#### Description of the task
Reproduce, without any change, the records from the line containing "145, 36, 151]" through the line containing "13, 33, 20]", including both of those lines.

================================

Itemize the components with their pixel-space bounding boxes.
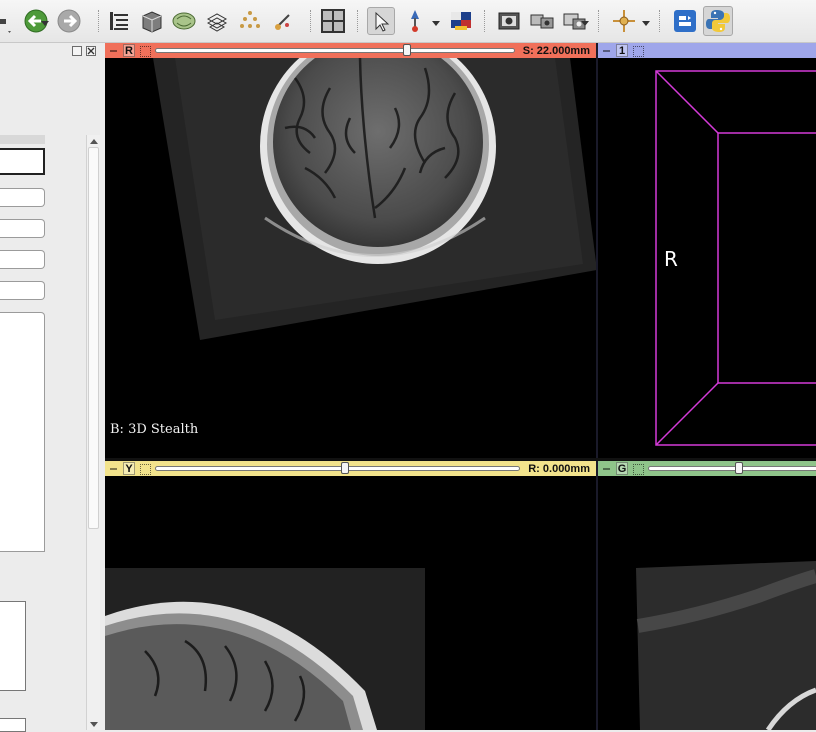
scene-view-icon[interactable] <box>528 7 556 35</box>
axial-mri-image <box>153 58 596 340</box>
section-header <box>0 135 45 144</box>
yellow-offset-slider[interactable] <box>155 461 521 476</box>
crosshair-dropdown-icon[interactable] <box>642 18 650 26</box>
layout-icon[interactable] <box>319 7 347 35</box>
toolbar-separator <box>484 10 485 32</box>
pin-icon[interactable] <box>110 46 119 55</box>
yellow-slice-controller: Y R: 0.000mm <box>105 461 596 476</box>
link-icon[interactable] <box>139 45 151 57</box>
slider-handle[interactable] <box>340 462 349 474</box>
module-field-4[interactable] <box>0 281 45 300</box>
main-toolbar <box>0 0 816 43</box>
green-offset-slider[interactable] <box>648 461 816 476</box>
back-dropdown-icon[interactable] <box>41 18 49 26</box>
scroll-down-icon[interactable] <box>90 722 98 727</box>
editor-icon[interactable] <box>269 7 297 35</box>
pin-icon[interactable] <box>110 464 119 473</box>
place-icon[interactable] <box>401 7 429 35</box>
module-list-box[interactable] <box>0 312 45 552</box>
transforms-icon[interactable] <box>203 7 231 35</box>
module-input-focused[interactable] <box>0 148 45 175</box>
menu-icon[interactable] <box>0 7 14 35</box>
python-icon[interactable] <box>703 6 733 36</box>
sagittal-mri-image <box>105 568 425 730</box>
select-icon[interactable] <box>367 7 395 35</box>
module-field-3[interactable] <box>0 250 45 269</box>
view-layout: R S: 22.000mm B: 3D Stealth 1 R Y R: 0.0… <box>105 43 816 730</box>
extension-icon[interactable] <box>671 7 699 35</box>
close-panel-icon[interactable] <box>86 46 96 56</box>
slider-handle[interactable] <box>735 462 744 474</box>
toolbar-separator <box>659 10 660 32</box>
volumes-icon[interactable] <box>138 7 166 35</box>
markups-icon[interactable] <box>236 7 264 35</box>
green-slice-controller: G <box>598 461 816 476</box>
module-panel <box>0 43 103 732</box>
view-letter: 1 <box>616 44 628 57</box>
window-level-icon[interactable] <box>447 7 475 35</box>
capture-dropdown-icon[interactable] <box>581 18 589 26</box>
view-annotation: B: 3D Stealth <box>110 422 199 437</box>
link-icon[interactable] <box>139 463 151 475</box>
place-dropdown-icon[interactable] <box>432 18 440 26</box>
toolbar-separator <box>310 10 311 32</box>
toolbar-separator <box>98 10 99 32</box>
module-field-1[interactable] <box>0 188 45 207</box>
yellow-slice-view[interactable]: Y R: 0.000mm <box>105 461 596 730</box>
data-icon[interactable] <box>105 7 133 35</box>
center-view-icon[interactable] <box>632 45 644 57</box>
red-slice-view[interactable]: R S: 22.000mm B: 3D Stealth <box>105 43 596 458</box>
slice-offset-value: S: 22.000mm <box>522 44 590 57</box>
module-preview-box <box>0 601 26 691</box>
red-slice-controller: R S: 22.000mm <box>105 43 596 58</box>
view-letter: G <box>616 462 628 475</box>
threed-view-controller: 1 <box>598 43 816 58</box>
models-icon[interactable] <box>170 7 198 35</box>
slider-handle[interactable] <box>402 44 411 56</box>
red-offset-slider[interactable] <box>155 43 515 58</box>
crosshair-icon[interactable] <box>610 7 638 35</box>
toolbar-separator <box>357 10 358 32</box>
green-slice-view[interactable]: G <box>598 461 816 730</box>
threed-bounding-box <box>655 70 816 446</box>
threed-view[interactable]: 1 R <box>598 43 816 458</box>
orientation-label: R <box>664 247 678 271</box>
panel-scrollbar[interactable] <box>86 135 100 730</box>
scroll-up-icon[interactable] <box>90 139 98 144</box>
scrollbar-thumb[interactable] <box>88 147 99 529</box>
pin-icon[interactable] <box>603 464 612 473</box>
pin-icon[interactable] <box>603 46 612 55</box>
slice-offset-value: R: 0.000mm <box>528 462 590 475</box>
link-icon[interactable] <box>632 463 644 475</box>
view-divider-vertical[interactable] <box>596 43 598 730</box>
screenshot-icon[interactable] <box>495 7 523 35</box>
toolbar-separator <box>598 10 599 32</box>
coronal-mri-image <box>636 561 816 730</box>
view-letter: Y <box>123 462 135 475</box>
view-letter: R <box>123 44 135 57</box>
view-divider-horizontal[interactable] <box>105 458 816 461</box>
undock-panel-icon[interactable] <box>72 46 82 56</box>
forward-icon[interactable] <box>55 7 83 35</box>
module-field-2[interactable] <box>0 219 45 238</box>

================================

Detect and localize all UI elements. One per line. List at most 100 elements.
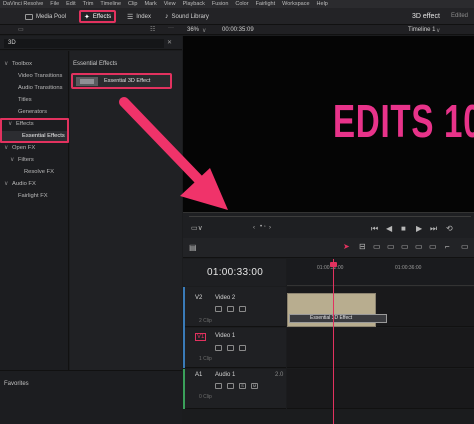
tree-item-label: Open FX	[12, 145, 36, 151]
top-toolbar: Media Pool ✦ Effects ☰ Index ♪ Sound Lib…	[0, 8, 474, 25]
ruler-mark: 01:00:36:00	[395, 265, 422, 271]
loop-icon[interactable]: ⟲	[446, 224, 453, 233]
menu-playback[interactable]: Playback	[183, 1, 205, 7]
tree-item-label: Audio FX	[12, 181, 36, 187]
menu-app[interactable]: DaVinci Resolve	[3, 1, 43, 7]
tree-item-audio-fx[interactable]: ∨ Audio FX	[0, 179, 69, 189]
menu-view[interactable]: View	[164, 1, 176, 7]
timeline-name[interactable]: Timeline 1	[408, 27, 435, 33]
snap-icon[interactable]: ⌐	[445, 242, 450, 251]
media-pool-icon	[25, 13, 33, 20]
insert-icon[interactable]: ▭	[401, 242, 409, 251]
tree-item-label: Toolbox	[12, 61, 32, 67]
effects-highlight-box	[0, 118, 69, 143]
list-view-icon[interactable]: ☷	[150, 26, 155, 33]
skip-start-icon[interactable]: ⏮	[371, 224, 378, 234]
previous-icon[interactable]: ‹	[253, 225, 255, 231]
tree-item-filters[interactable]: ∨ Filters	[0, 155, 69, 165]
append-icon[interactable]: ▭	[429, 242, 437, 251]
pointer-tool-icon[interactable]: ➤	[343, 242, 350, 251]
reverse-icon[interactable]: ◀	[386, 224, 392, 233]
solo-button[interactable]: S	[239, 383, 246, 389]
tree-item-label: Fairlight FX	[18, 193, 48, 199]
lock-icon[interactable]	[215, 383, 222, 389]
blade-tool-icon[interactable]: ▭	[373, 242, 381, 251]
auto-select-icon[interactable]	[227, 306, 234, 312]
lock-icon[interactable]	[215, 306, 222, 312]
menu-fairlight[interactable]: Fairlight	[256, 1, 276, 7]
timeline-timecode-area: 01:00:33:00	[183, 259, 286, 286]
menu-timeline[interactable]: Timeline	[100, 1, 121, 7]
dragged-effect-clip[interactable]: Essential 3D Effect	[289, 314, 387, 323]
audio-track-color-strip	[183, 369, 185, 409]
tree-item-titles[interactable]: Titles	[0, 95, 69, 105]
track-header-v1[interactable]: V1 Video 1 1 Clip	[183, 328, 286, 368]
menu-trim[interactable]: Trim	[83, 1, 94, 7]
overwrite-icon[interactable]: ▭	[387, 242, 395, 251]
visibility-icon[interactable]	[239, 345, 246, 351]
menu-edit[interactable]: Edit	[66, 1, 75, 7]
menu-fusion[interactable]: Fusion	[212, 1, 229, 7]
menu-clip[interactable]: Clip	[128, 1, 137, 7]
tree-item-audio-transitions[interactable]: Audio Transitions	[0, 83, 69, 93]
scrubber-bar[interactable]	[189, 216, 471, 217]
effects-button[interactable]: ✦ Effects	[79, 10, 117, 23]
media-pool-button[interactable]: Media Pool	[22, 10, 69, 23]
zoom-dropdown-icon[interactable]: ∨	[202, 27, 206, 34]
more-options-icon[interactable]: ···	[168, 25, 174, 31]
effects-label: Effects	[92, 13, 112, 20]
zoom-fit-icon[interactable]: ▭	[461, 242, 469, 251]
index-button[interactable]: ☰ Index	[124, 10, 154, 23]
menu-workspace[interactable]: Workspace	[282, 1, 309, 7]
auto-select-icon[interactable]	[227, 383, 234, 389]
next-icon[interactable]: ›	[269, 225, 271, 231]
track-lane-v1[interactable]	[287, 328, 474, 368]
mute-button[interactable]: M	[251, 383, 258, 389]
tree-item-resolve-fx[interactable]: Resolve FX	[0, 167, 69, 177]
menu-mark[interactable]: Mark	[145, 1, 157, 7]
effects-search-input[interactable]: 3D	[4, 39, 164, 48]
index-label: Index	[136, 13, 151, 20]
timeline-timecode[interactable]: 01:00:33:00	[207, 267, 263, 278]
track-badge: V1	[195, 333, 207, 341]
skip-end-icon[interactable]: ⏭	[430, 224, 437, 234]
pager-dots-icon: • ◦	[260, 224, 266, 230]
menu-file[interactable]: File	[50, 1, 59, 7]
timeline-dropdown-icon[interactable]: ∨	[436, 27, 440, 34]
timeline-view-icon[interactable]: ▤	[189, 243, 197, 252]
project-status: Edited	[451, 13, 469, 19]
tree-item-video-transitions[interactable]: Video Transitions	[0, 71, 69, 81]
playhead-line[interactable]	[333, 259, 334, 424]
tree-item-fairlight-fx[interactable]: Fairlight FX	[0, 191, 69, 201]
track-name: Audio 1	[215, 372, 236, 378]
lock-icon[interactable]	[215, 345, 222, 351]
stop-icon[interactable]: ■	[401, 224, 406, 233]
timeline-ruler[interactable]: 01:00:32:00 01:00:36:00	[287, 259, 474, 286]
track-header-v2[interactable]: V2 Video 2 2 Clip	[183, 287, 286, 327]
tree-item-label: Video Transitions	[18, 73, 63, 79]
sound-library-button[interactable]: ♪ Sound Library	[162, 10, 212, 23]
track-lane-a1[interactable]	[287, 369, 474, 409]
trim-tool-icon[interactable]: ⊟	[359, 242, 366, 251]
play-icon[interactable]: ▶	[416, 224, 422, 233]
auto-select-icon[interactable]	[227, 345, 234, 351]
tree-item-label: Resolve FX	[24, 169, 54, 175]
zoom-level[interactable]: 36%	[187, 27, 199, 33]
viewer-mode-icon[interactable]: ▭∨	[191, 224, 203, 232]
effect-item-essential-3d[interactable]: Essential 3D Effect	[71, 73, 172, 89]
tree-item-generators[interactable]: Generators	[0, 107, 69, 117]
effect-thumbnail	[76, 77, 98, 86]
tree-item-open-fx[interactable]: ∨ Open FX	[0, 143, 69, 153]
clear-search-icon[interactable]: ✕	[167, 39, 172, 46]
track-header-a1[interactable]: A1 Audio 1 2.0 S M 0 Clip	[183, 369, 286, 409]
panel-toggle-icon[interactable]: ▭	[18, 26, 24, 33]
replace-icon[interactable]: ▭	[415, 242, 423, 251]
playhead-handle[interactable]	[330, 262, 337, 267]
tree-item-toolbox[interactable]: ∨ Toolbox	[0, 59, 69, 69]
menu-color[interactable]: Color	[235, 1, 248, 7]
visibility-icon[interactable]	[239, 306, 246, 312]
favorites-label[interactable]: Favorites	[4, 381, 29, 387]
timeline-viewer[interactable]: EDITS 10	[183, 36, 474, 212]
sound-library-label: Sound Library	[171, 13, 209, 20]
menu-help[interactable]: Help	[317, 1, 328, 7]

================================

#### Completed exercise
tree-item-label: Open FX	[12, 145, 36, 151]
top-toolbar: Media Pool ✦ Effects ☰ Index ♪ Sound Lib…	[0, 8, 474, 25]
ruler-mark: 01:00:36:00	[395, 265, 422, 271]
loop-icon[interactable]: ⟲	[446, 224, 453, 233]
menu-playback[interactable]: Playback	[183, 1, 205, 7]
tree-item-label: Audio FX	[12, 181, 36, 187]
menu-app[interactable]: DaVinci Resolve	[3, 1, 43, 7]
tree-item-audio-fx[interactable]: ∨ Audio FX	[0, 179, 69, 189]
menu-view[interactable]: View	[164, 1, 176, 7]
timeline-name[interactable]: Timeline 1	[408, 27, 435, 33]
snap-icon[interactable]: ⌐	[445, 242, 450, 251]
media-pool-icon	[25, 13, 33, 20]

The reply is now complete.